Task prompt:
Hunt for the word "proof" across the entries below, copying each line that holds it.

[Collected data]
※

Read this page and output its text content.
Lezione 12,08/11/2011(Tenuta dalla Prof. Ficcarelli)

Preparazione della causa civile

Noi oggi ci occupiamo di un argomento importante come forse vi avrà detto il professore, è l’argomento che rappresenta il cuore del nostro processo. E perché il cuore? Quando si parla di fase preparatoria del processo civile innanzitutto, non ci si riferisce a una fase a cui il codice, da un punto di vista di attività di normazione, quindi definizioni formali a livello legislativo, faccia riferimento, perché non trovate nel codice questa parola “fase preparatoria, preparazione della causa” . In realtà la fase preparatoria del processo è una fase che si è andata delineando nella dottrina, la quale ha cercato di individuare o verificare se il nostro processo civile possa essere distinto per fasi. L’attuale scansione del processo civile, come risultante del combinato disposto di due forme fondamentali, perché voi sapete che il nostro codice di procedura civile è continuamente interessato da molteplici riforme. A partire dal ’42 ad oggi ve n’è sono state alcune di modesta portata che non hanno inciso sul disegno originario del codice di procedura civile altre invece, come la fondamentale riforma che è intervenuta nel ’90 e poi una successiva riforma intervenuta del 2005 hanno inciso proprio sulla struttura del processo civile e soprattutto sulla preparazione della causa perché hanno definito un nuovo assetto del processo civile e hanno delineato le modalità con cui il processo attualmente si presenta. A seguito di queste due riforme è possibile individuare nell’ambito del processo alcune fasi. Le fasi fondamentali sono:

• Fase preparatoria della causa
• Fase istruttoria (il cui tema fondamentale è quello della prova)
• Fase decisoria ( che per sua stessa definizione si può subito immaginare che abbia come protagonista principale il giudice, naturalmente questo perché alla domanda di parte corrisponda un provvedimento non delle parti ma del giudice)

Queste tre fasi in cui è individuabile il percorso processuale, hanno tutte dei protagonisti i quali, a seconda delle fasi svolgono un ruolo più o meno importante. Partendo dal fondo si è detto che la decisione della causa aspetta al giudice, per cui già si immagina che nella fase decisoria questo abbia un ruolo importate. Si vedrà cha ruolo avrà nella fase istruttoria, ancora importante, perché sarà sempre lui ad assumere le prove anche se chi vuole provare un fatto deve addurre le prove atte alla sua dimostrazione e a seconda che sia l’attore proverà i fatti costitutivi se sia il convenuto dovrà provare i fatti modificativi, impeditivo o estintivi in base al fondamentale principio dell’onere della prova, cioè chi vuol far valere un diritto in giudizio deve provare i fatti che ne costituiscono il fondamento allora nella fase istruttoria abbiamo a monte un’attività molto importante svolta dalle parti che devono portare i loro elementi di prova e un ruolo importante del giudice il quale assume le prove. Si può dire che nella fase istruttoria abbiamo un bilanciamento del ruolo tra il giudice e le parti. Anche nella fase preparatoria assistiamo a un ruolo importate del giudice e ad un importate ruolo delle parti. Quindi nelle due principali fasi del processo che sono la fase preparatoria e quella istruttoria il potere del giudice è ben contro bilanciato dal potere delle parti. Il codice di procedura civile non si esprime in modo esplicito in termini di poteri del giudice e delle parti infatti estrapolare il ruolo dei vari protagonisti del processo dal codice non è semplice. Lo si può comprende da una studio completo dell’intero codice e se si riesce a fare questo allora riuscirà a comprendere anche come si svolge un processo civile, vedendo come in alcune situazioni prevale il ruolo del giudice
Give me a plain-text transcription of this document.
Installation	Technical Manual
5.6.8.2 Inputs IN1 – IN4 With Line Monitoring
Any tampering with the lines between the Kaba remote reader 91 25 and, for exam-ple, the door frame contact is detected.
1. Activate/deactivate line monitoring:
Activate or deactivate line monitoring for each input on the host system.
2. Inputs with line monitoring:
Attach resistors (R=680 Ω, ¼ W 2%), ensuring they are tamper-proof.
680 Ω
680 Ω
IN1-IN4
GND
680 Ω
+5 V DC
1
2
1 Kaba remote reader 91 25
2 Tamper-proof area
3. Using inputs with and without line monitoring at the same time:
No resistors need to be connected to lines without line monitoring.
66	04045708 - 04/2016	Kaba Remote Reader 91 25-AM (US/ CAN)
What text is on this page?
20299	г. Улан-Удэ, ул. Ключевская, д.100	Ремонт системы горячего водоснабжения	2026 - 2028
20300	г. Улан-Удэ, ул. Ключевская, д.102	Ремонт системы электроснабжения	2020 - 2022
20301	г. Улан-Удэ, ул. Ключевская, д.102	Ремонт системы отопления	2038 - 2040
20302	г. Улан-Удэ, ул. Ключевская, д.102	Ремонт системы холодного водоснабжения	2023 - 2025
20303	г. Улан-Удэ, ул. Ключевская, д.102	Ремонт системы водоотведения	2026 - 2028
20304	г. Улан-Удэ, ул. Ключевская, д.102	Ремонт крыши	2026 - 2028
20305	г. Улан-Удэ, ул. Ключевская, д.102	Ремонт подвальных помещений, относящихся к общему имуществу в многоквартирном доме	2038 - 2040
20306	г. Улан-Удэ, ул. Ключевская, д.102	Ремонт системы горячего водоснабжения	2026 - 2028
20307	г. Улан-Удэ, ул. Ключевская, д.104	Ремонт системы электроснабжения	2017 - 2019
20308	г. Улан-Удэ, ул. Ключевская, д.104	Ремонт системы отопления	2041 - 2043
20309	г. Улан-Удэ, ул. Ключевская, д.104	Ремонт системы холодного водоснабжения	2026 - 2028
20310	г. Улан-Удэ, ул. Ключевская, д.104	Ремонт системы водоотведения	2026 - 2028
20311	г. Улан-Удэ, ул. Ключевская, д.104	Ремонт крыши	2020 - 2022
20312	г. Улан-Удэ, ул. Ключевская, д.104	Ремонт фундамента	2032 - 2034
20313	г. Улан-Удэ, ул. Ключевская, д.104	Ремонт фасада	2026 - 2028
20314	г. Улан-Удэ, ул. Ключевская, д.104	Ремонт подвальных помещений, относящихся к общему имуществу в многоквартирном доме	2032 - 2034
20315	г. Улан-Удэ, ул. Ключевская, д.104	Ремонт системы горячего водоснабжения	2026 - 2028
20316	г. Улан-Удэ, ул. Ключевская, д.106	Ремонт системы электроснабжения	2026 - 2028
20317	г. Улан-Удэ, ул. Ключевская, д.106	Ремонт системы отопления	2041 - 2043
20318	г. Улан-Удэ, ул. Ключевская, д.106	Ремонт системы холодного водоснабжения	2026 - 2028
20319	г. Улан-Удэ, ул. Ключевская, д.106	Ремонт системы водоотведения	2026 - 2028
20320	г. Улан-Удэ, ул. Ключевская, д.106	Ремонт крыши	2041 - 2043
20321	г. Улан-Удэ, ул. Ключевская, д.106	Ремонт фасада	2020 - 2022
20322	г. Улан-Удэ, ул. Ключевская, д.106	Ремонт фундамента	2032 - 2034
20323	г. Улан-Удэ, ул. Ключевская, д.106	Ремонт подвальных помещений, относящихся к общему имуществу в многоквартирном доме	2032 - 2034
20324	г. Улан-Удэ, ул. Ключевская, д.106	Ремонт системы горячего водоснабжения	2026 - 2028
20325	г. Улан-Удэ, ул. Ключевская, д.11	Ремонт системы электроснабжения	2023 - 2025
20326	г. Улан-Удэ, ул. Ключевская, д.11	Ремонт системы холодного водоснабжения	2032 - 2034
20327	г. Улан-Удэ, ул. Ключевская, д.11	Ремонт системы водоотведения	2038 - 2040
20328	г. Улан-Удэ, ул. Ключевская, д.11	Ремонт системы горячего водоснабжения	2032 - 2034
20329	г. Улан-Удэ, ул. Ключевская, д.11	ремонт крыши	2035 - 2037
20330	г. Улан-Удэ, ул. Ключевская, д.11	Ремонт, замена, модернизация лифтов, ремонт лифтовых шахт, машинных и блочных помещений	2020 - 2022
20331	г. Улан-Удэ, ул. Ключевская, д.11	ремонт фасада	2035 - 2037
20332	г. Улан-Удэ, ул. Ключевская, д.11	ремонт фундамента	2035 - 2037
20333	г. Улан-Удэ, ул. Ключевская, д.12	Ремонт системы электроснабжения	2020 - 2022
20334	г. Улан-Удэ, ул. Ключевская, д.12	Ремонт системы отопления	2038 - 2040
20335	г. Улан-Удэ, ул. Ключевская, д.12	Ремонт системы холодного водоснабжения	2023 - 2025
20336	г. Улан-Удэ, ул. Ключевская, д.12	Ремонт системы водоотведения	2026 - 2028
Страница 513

※

Full answer:
Attach resistors (R=680 Ω, ¼ W 2%), ensuring they are tamper-proof.
2 Tamper-proof area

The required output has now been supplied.